** Begin Listed records **

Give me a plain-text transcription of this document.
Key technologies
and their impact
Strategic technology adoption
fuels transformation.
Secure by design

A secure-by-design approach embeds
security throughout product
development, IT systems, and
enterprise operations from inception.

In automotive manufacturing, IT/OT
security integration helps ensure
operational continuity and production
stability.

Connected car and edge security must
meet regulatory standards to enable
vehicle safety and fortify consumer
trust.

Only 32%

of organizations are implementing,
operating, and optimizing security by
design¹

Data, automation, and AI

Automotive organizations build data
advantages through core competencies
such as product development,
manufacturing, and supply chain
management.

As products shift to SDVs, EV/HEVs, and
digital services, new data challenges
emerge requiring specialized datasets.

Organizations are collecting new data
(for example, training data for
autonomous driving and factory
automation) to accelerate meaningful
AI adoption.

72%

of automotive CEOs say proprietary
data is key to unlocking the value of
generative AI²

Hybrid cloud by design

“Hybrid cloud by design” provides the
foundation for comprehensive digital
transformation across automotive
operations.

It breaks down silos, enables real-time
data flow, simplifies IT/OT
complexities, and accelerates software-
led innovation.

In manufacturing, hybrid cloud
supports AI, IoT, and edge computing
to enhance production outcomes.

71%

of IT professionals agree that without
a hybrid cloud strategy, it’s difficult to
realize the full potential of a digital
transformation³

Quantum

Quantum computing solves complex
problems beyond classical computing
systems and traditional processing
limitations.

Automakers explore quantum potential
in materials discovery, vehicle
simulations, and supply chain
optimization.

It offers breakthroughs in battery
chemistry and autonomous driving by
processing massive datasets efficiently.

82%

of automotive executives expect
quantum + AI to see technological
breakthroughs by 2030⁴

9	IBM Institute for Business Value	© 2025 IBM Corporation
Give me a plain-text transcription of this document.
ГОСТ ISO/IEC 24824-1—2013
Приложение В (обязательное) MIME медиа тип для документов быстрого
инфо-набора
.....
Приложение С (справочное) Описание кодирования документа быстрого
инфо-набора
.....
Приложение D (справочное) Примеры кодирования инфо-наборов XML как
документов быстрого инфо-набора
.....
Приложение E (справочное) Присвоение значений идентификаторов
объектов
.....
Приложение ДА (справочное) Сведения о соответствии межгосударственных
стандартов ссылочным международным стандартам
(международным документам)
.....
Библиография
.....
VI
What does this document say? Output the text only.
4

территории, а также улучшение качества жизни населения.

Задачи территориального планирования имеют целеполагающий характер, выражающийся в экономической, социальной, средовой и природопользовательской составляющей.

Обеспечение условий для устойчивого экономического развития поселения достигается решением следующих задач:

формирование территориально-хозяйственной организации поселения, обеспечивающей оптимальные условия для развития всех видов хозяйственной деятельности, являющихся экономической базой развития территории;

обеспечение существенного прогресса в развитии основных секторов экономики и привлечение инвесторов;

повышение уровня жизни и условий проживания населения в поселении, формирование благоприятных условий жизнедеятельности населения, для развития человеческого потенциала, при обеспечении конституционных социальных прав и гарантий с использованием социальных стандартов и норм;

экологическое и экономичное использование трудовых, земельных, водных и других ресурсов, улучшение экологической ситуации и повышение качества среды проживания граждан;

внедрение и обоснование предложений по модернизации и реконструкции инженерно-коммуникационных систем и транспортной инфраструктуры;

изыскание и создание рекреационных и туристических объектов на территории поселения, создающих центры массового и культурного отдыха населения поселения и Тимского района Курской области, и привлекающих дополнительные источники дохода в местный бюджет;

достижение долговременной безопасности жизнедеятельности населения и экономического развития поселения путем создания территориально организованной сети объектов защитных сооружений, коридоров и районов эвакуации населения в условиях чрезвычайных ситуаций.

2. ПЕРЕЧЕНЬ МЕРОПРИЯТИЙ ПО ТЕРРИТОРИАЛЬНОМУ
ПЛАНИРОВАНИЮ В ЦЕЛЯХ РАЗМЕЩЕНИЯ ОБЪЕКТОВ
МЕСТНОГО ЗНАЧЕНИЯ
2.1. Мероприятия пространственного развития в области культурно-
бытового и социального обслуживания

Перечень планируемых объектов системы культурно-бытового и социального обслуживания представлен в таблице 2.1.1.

** End Listed records **

Find each line with the string "chain" and copy it out.

manufacturing, and supply chain
simulations, and supply chain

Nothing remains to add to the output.